PROBLEM
Locate the lines of the listing below that hold "text", then copy each of them.

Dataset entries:
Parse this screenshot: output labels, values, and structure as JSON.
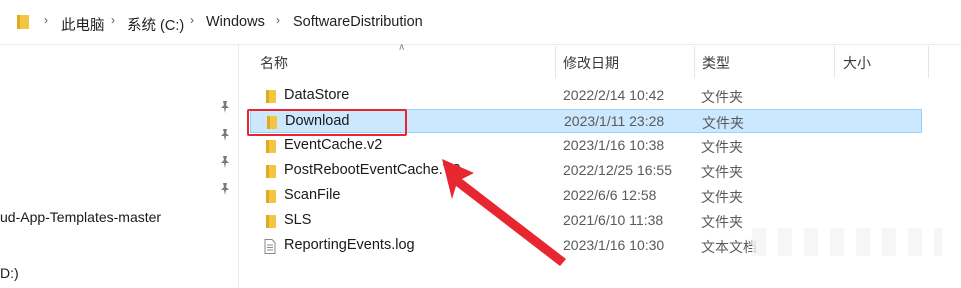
{
  "address_bar": {
    "crumbs": [
      "此电脑",
      "系统 (C:)",
      "Windows",
      "SoftwareDistribution"
    ]
  },
  "nav": {
    "items": [
      {
        "label": "ud-App-Templates-master"
      },
      {
        "label": "D:)"
      }
    ]
  },
  "columns": {
    "name": "名称",
    "date": "修改日期",
    "type": "类型",
    "size": "大小"
  },
  "files": [
    {
      "name": "DataStore",
      "date": "2022/2/14 10:42",
      "type": "文件夹",
      "icon": "folder-icon",
      "selected": false
    },
    {
      "name": "Download",
      "date": "2023/1/11 23:28",
      "type": "文件夹",
      "icon": "folder-icon",
      "selected": true
    },
    {
      "name": "EventCache.v2",
      "date": "2023/1/16 10:38",
      "type": "文件夹",
      "icon": "folder-icon",
      "selected": false
    },
    {
      "name": "PostRebootEventCache.V2",
      "date": "2022/12/25 16:55",
      "type": "文件夹",
      "icon": "folder-icon",
      "selected": false
    },
    {
      "name": "ScanFile",
      "date": "2022/6/6 12:58",
      "type": "文件夹",
      "icon": "folder-icon",
      "selected": false
    },
    {
      "name": "SLS",
      "date": "2021/6/10 11:38",
      "type": "文件夹",
      "icon": "folder-icon",
      "selected": false
    },
    {
      "name": "ReportingEvents.log",
      "date": "2023/1/16 10:30",
      "type": "文本文档",
      "icon": "text-file-icon",
      "selected": false
    }
  ],
  "colors": {
    "selection_bg": "#cce8ff",
    "selection_border": "#99d1ff",
    "annotation_red": "#e8262f",
    "folder_yellow": "#f4c542"
  }
}
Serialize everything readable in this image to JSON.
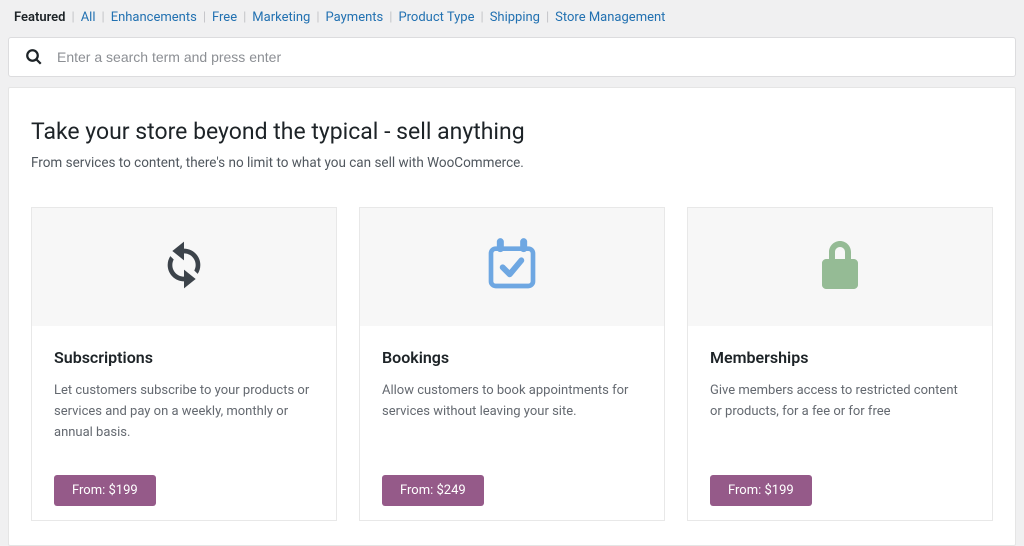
{
  "nav": {
    "tabs": [
      {
        "label": "Featured",
        "active": true
      },
      {
        "label": "All",
        "active": false
      },
      {
        "label": "Enhancements",
        "active": false
      },
      {
        "label": "Free",
        "active": false
      },
      {
        "label": "Marketing",
        "active": false
      },
      {
        "label": "Payments",
        "active": false
      },
      {
        "label": "Product Type",
        "active": false
      },
      {
        "label": "Shipping",
        "active": false
      },
      {
        "label": "Store Management",
        "active": false
      }
    ]
  },
  "search": {
    "placeholder": "Enter a search term and press enter",
    "value": ""
  },
  "hero": {
    "title": "Take your store beyond the typical - sell anything",
    "subtitle": "From services to content, there's no limit to what you can sell with WooCommerce."
  },
  "cards": [
    {
      "icon": "refresh-icon",
      "title": "Subscriptions",
      "description": "Let customers subscribe to your products or services and pay on a weekly, monthly or annual basis.",
      "button": "From: $199"
    },
    {
      "icon": "calendar-check-icon",
      "title": "Bookings",
      "description": "Allow customers to book appointments for services without leaving your site.",
      "button": "From: $249"
    },
    {
      "icon": "lock-icon",
      "title": "Memberships",
      "description": "Give members access to restricted content or products, for a fee or for free",
      "button": "From: $199"
    }
  ],
  "colors": {
    "link": "#2271b1",
    "button": "#955a89",
    "icon_gray": "#3c434a",
    "icon_blue": "#6ea7e2",
    "icon_green": "#95bb95"
  }
}
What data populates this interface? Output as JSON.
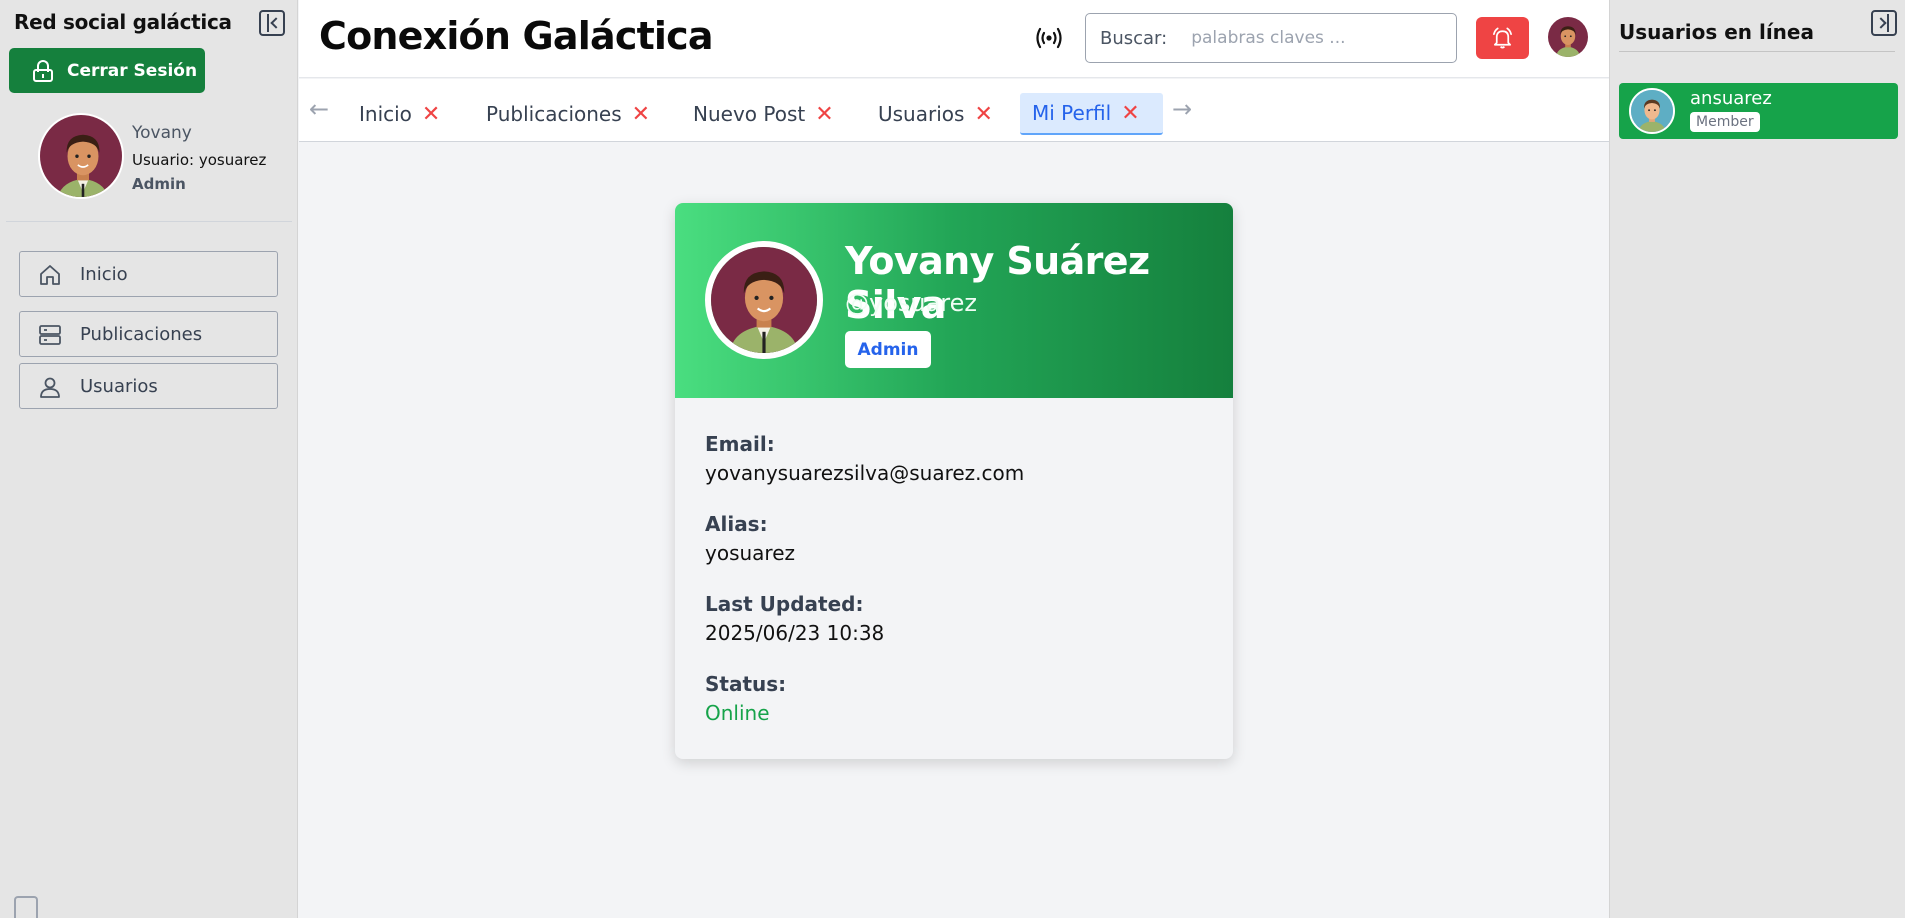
{
  "sidebar": {
    "title": "Red social galáctica",
    "logout_label": "Cerrar Sesión",
    "user": {
      "name": "Yovany",
      "username_line": "Usuario: yosuarez",
      "role": "Admin"
    },
    "nav": [
      {
        "label": "Inicio",
        "icon": "home-icon"
      },
      {
        "label": "Publicaciones",
        "icon": "server-icon"
      },
      {
        "label": "Usuarios",
        "icon": "user-icon"
      }
    ]
  },
  "header": {
    "title": "Conexión Galáctica",
    "search_label": "Buscar:",
    "search_placeholder": "palabras claves ...",
    "search_value": ""
  },
  "tabs": {
    "prev_arrow": "←",
    "next_arrow": "→",
    "close_glyph": "✕",
    "items": [
      {
        "label": "Inicio",
        "active": false
      },
      {
        "label": "Publicaciones",
        "active": false
      },
      {
        "label": "Nuevo Post",
        "active": false
      },
      {
        "label": "Usuarios",
        "active": false
      },
      {
        "label": "Mi Perfil",
        "active": true
      }
    ]
  },
  "profile": {
    "full_name": "Yovany Suárez Silva",
    "handle": "@yosuarez",
    "badge": "Admin",
    "fields": [
      {
        "label": "Email:",
        "value": "yovanysuarezsilva@suarez.com"
      },
      {
        "label": "Alias:",
        "value": "yosuarez"
      },
      {
        "label": "Last Updated:",
        "value": "2025/06/23 10:38"
      },
      {
        "label": "Status:",
        "value": "Online"
      }
    ]
  },
  "online_panel": {
    "title": "Usuarios en línea",
    "users": [
      {
        "name": "ansuarez",
        "role": "Member"
      }
    ]
  },
  "colors": {
    "primary_green": "#15803d",
    "online_green": "#16a34a",
    "alert_red": "#ef4444",
    "active_tab_blue": "#2563eb",
    "avatar_bg": "#7a2a45"
  }
}
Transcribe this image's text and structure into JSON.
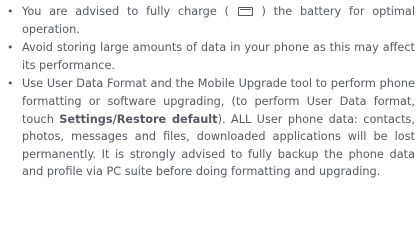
{
  "items": [
    {
      "bullet": "•",
      "before": "You are advised to fully charge (",
      "icon": "battery-icon",
      "after": ") the battery for optimal operation."
    },
    {
      "bullet": "•",
      "text": "Avoid storing large amounts of data in your phone as this may affect its performance."
    },
    {
      "bullet": "•",
      "before": "Use User Data Format and the Mobile Upgrade tool to perform phone formatting or software upgrading, (to perform User Data format, touch ",
      "bold": "Settings/Restore default",
      "after": "). ALL User phone data: contacts, photos, messages and files, downloaded applications will be lost permanently. It is strongly advised to fully backup the phone data and profile via PC suite before doing formatting and upgrading."
    }
  ]
}
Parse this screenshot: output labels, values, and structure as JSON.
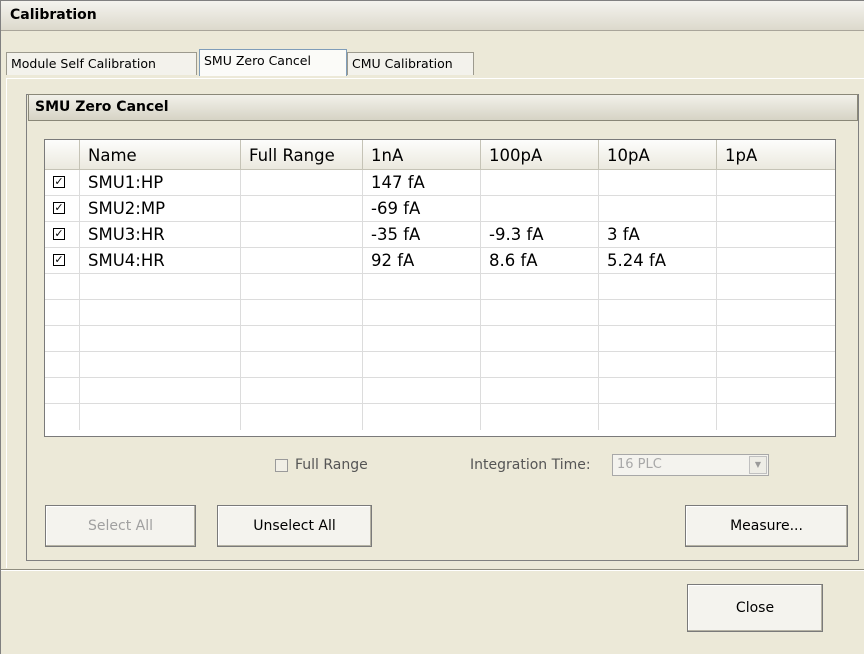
{
  "window": {
    "title": "Calibration"
  },
  "tabs": [
    {
      "label": "Module Self Calibration",
      "active": false
    },
    {
      "label": "SMU Zero Cancel",
      "active": true
    },
    {
      "label": "CMU Calibration",
      "active": false
    }
  ],
  "group": {
    "title": "SMU Zero Cancel"
  },
  "table": {
    "columns": [
      "",
      "Name",
      "Full Range",
      "1nA",
      "100pA",
      "10pA",
      "1pA"
    ],
    "rows": [
      {
        "checked": true,
        "name": "SMU1:HP",
        "full_range": "",
        "nA1": "147 fA",
        "pA100": "",
        "pA10": "",
        "pA1": ""
      },
      {
        "checked": true,
        "name": "SMU2:MP",
        "full_range": "",
        "nA1": "-69 fA",
        "pA100": "",
        "pA10": "",
        "pA1": ""
      },
      {
        "checked": true,
        "name": "SMU3:HR",
        "full_range": "",
        "nA1": "-35 fA",
        "pA100": "-9.3 fA",
        "pA10": "3 fA",
        "pA1": ""
      },
      {
        "checked": true,
        "name": "SMU4:HR",
        "full_range": "",
        "nA1": "92 fA",
        "pA100": "8.6 fA",
        "pA10": "5.24 fA",
        "pA1": ""
      }
    ],
    "check_glyph": "☑"
  },
  "options": {
    "full_range_label": "Full Range",
    "full_range_checked": false,
    "integration_time_label": "Integration Time:",
    "integration_time_value": "16 PLC"
  },
  "buttons": {
    "select_all": "Select All",
    "unselect_all": "Unselect All",
    "measure": "Measure...",
    "close": "Close"
  },
  "icons": {
    "dropdown": "chevron-down-icon",
    "checkbox": "checkbox-checked-icon"
  }
}
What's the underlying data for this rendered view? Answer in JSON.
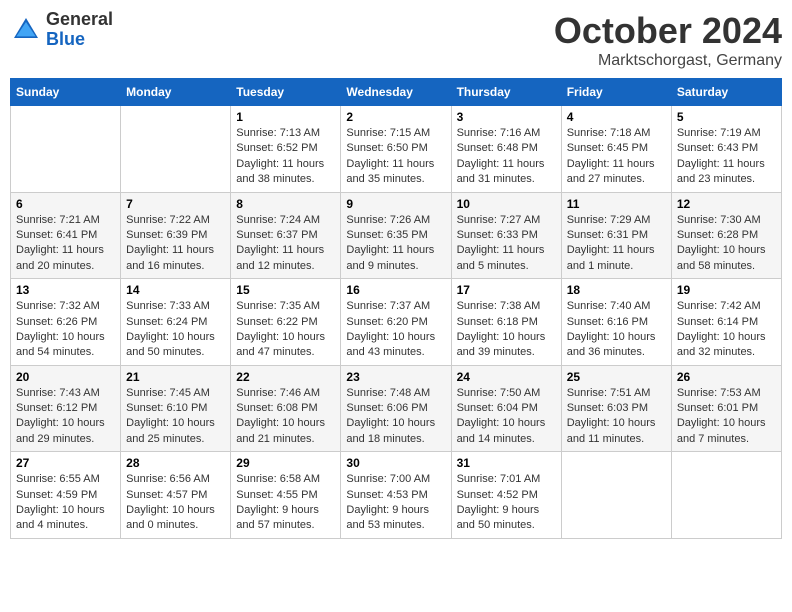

COMPLETE OUTPUT
      "icon": "text-file-icon",
Transcribe this image's text and structure into JSON.
      "text": "Avoid storing large amounts of data in your phone as this may affect its performance."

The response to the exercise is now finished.